Items from a data source
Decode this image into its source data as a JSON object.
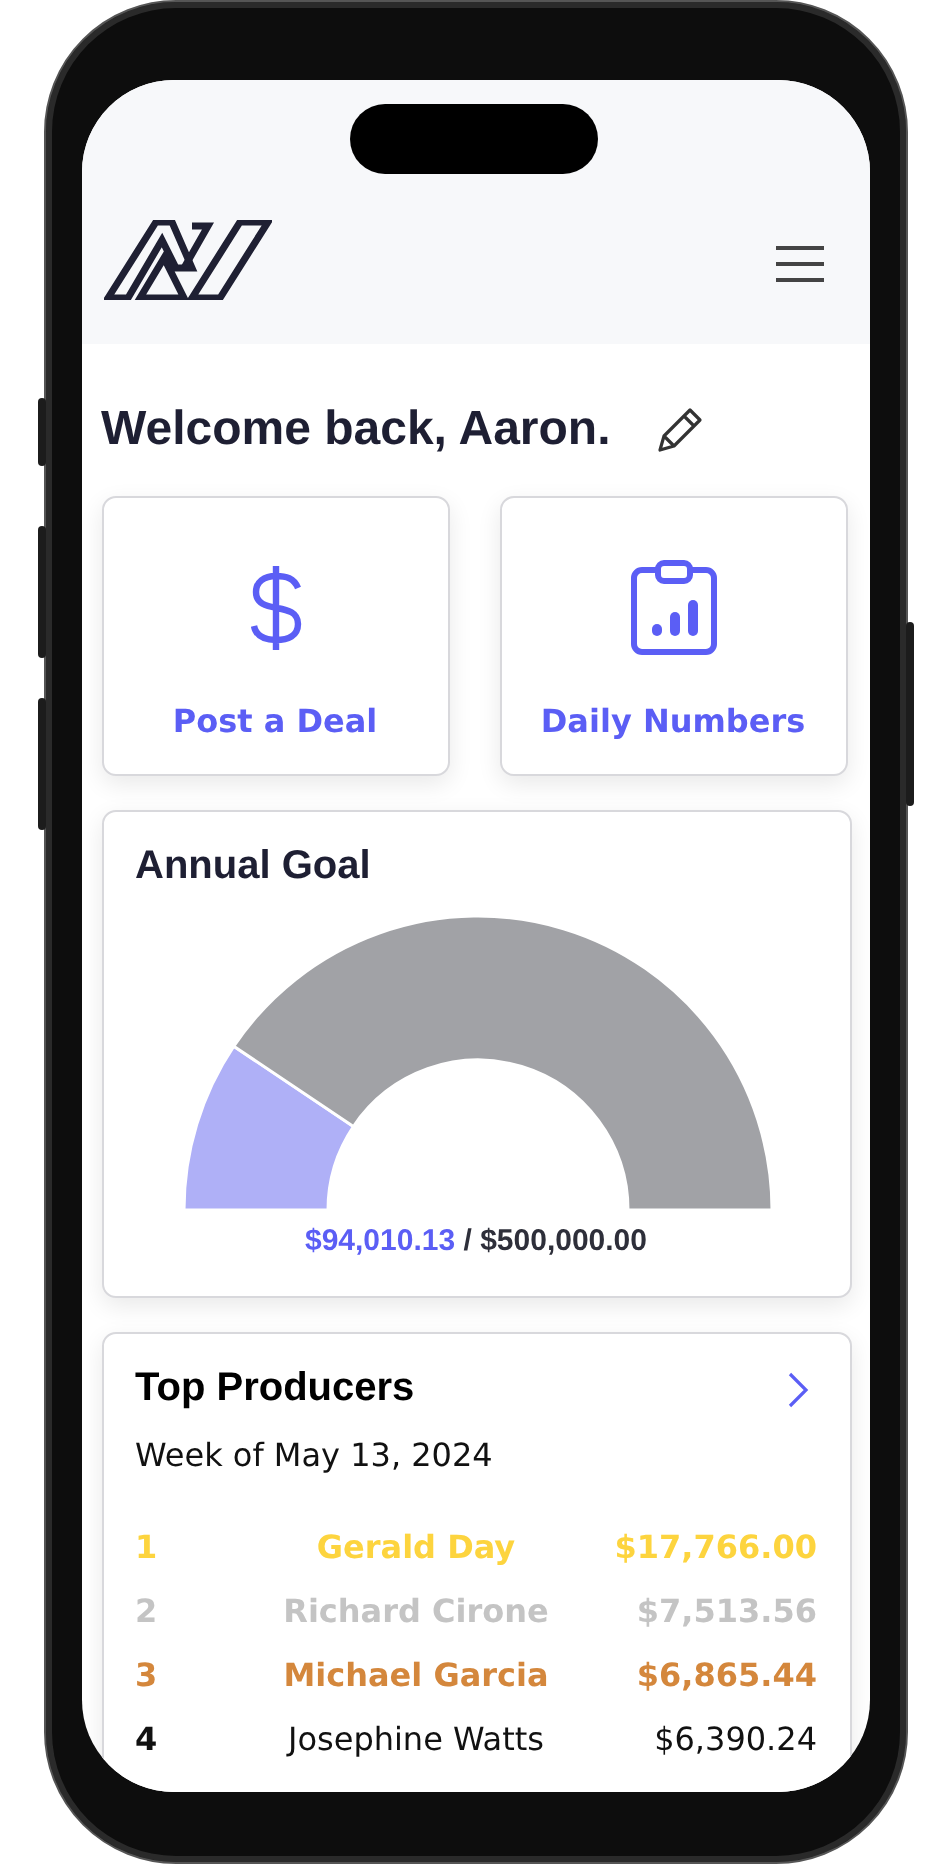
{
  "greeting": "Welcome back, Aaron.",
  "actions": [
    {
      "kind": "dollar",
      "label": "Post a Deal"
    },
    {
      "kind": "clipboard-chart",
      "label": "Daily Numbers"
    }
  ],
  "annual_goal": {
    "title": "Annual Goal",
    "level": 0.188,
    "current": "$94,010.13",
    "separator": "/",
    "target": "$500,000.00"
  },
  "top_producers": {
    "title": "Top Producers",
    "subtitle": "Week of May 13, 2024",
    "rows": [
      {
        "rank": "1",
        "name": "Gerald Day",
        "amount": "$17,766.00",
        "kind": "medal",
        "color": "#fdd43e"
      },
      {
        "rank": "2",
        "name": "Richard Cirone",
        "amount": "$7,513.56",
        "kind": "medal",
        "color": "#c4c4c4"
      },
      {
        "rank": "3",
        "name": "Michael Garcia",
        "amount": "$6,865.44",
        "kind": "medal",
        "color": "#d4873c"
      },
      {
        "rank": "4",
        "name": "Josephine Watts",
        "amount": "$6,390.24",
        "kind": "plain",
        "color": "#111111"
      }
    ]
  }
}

Work to do
Pick out the lines containing the word "label" and show them.

Solution to this exercise
      "label": "Post a Deal"
      "label": "Daily Numbers"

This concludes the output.